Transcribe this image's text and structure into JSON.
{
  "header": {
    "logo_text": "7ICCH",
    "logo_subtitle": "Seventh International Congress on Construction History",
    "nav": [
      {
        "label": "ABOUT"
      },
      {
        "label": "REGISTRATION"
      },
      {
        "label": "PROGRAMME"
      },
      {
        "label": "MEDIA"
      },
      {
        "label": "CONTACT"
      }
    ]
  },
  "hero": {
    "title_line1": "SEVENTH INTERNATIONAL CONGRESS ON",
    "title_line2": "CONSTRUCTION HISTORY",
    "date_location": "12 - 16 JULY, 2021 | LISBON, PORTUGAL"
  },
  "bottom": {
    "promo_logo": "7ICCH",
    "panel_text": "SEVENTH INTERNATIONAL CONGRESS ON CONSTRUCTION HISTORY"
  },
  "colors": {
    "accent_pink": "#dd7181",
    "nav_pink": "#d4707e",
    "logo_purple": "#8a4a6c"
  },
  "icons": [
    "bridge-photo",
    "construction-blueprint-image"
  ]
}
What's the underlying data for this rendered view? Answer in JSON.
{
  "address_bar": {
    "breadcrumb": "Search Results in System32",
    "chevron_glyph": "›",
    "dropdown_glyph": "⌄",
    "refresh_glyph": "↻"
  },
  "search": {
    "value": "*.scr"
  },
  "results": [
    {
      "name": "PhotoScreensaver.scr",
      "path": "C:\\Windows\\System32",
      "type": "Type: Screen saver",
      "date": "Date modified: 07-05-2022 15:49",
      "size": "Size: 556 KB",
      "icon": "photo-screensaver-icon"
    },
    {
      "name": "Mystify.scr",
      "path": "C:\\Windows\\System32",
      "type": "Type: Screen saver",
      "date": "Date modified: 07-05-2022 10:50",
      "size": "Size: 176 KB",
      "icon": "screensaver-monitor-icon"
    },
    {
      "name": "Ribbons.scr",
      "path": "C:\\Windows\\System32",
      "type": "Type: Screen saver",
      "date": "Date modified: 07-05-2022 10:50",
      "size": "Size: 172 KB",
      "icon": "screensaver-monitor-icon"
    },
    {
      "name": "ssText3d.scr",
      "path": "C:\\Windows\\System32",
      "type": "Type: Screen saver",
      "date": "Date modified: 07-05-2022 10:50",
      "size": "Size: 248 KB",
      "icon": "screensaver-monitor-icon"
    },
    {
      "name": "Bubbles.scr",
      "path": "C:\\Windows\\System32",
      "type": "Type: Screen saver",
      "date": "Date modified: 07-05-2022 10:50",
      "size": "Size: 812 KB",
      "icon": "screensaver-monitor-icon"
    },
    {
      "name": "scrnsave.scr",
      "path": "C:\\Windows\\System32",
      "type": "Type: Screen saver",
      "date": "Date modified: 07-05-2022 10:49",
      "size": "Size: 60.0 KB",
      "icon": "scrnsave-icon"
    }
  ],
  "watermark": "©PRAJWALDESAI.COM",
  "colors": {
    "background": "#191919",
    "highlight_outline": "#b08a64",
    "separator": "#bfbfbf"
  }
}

• • • •

SHORT EXERCISE
Take the data above and return it exactly.

TASK RESULT
Transcribe this image's text and structure into JSON.
{
  "header": {
    "logo_text": "7ICCH",
    "logo_subtitle": "Seventh International Congress on Construction History",
    "nav": [
      {
        "label": "ABOUT"
      },
      {
        "label": "REGISTRATION"
      },
      {
        "label": "PROGRAMME"
      },
      {
        "label": "MEDIA"
      },
      {
        "label": "CONTACT"
      }
    ]
  },
  "hero": {
    "title_line1": "SEVENTH INTERNATIONAL CONGRESS ON",
    "title_line2": "CONSTRUCTION HISTORY",
    "date_location": "12 - 16 JULY, 2021 | LISBON, PORTUGAL"
  },
  "bottom": {
    "promo_logo": "7ICCH",
    "panel_text": "SEVENTH INTERNATIONAL CONGRESS ON CONSTRUCTION HISTORY"
  },
  "colors": {
    "accent_pink": "#dd7181",
    "nav_pink": "#d4707e",
    "logo_purple": "#8a4a6c"
  },
  "icons": [
    "bridge-photo",
    "construction-blueprint-image"
  ]
}
What's the underlying data for this rendered view? Answer in JSON.
{
  "address_bar": {
    "breadcrumb": "Search Results in System32",
    "chevron_glyph": "›",
    "dropdown_glyph": "⌄",
    "refresh_glyph": "↻"
  },
  "search": {
    "value": "*.scr"
  },
  "results": [
    {
      "name": "PhotoScreensaver.scr",
      "path": "C:\\Windows\\System32",
      "type": "Type: Screen saver",
      "date": "Date modified: 07-05-2022 15:49",
      "size": "Size: 556 KB",
      "icon": "photo-screensaver-icon"
    },
    {
      "name": "Mystify.scr",
      "path": "C:\\Windows\\System32",
      "type": "Type: Screen saver",
      "date": "Date modified: 07-05-2022 10:50",
      "size": "Size: 176 KB",
      "icon": "screensaver-monitor-icon"
    },
    {
      "name": "Ribbons.scr",
      "path": "C:\\Windows\\System32",
      "type": "Type: Screen saver",
      "date": "Date modified: 07-05-2022 10:50",
      "size": "Size: 172 KB",
      "icon": "screensaver-monitor-icon"
    },
    {
      "name": "ssText3d.scr",
      "path": "C:\\Windows\\System32",
      "type": "Type: Screen saver",
      "date": "Date modified: 07-05-2022 10:50",
      "size": "Size: 248 KB",
      "icon": "screensaver-monitor-icon"
    },
    {
      "name": "Bubbles.scr",
      "path": "C:\\Windows\\System32",
      "type": "Type: Screen saver",
      "date": "Date modified: 07-05-2022 10:50",
      "size": "Size: 812 KB",
      "icon": "screensaver-monitor-icon"
    },
    {
      "name": "scrnsave.scr",
      "path": "C:\\Windows\\System32",
      "type": "Type: Screen saver",
      "date": "Date modified: 07-05-2022 10:49",
      "size": "Size: 60.0 KB",
      "icon": "scrnsave-icon"
    }
  ],
  "watermark": "©PRAJWALDESAI.COM",
  "colors": {
    "background": "#191919",
    "highlight_outline": "#b08a64",
    "separator": "#bfbfbf"
  }
}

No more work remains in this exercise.